What you should do:
In the records below, pick out all lines containing the word "join".

Dataset records:

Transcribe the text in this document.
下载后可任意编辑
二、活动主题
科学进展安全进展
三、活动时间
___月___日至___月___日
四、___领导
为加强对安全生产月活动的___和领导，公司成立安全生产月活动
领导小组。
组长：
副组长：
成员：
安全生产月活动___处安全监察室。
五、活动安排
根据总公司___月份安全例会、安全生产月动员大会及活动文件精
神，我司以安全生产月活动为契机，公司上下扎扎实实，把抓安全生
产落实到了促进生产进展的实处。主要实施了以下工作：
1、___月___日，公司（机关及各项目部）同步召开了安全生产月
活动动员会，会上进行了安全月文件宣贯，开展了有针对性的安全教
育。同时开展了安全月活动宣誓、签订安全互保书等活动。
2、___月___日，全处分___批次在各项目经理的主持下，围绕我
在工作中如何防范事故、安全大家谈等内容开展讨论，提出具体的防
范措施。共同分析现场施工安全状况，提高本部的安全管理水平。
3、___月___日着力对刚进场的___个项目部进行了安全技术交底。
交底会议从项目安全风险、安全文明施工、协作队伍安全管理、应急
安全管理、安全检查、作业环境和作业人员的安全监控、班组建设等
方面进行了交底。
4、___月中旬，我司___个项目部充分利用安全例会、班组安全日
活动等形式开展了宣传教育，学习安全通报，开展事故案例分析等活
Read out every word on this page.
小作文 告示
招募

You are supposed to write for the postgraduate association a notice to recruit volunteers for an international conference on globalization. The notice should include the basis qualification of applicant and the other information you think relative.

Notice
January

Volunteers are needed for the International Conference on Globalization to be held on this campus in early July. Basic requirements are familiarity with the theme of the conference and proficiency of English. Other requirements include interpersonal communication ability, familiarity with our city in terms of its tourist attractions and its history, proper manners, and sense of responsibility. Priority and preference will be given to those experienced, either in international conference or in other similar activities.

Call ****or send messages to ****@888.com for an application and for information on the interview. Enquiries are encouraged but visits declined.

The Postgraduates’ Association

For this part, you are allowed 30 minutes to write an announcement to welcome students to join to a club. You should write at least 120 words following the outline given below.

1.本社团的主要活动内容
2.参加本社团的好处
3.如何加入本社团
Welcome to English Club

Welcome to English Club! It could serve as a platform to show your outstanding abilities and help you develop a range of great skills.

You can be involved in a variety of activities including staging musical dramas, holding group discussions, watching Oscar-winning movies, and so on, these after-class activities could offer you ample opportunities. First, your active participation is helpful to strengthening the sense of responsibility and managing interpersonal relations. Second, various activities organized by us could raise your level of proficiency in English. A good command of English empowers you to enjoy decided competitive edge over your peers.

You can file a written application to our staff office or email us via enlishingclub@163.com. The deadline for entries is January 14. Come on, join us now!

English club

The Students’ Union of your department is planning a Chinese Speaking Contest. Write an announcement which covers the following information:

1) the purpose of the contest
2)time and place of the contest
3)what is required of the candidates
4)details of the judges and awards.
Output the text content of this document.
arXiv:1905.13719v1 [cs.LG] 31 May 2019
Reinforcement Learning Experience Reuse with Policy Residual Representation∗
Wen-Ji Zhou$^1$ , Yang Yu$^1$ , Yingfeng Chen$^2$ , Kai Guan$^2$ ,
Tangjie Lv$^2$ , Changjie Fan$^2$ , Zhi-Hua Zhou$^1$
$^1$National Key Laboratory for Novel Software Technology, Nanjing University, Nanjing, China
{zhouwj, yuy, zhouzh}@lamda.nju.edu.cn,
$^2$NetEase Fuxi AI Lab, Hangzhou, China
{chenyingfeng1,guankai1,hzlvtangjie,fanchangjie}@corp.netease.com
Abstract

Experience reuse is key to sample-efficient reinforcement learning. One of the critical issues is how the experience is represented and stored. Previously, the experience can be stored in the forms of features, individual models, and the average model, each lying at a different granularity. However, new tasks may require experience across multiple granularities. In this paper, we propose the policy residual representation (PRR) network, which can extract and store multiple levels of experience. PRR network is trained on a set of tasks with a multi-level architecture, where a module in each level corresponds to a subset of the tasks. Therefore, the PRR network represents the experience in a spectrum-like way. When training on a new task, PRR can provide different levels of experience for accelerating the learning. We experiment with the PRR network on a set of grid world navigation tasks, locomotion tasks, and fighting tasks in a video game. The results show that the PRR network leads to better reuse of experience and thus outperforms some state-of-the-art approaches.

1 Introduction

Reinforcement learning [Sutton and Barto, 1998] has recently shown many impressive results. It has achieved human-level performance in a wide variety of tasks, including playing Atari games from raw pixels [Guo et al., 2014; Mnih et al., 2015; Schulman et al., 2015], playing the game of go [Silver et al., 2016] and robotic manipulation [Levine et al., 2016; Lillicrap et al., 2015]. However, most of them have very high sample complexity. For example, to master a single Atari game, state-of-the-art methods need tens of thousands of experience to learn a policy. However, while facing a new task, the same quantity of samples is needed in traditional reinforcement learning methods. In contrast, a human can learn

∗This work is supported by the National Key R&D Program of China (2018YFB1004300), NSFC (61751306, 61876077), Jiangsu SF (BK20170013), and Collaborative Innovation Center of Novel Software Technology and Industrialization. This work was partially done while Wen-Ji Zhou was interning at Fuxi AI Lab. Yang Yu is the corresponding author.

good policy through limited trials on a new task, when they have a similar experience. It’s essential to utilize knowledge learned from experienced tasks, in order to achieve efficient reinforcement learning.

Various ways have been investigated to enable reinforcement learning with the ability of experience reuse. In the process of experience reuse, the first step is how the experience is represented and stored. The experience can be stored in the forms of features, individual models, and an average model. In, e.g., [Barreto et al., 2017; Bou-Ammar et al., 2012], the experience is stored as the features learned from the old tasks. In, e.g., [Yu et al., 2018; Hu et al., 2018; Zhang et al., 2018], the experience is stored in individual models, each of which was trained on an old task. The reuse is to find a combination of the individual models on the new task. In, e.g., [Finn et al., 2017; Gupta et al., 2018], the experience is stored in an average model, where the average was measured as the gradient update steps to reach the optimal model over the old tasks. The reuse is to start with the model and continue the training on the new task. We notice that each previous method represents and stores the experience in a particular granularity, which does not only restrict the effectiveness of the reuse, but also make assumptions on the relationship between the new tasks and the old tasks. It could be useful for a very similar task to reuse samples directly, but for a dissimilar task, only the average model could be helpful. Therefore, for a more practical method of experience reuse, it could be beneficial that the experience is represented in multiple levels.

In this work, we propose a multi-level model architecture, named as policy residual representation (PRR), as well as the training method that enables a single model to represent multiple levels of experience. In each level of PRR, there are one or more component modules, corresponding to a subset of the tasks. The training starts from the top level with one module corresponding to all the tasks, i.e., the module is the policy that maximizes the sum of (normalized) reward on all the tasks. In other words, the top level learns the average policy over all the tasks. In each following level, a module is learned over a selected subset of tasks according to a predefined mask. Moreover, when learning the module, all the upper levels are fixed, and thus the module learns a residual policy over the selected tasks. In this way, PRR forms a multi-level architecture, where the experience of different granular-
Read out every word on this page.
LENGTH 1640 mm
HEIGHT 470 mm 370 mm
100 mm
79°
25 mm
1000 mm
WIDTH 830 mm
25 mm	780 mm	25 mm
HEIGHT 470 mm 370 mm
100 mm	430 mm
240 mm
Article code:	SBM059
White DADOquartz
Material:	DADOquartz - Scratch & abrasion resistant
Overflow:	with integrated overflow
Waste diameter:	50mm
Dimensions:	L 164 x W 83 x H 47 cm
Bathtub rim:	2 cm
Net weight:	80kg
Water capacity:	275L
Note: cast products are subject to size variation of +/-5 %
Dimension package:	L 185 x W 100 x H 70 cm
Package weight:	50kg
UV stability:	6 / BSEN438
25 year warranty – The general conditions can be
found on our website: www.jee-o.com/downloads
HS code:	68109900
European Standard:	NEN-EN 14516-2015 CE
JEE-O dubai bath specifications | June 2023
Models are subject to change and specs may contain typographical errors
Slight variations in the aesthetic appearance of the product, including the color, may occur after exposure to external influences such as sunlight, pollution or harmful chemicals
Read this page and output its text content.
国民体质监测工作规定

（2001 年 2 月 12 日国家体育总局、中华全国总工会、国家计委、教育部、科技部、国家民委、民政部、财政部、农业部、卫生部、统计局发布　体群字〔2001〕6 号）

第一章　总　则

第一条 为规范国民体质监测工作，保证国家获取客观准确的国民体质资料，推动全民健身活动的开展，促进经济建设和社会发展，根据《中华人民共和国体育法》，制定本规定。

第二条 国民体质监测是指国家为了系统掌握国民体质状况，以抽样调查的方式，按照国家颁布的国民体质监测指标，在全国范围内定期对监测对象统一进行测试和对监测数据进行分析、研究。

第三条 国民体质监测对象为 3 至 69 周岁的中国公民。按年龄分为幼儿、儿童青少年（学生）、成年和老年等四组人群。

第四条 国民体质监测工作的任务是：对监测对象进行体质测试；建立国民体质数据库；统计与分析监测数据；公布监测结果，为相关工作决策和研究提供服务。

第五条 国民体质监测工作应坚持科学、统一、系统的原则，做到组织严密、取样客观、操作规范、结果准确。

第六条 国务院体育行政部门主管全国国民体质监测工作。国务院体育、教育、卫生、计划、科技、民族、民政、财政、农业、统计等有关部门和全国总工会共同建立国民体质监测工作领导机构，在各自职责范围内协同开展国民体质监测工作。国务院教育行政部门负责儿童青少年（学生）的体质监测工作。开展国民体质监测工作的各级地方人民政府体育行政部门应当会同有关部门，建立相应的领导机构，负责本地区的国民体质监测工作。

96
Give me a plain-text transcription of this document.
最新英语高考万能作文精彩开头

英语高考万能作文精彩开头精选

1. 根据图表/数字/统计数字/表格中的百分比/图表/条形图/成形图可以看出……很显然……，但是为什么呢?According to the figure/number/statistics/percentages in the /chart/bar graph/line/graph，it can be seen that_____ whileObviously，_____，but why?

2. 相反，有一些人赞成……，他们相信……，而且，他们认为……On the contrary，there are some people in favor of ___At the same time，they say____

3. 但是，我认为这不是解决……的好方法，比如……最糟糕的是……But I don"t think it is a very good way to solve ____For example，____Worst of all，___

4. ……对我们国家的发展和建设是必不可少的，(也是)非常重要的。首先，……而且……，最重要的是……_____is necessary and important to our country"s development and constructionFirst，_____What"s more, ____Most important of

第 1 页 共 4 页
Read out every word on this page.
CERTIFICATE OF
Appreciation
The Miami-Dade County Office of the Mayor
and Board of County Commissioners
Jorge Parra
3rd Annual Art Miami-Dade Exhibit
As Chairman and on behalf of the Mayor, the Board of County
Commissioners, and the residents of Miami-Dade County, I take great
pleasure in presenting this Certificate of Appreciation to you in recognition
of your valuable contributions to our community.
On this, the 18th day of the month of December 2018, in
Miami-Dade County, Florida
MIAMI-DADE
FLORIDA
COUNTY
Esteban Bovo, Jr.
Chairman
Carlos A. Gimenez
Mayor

Correct result:
For this part, you are allowed 30 minutes to write an announcement to welcome students to join to a club. You should write at least 120 words following the outline given below.
You can file a written application to our staff office or email us via enlishingclub@163.com. The deadline for entries is January 14. Come on, join us now!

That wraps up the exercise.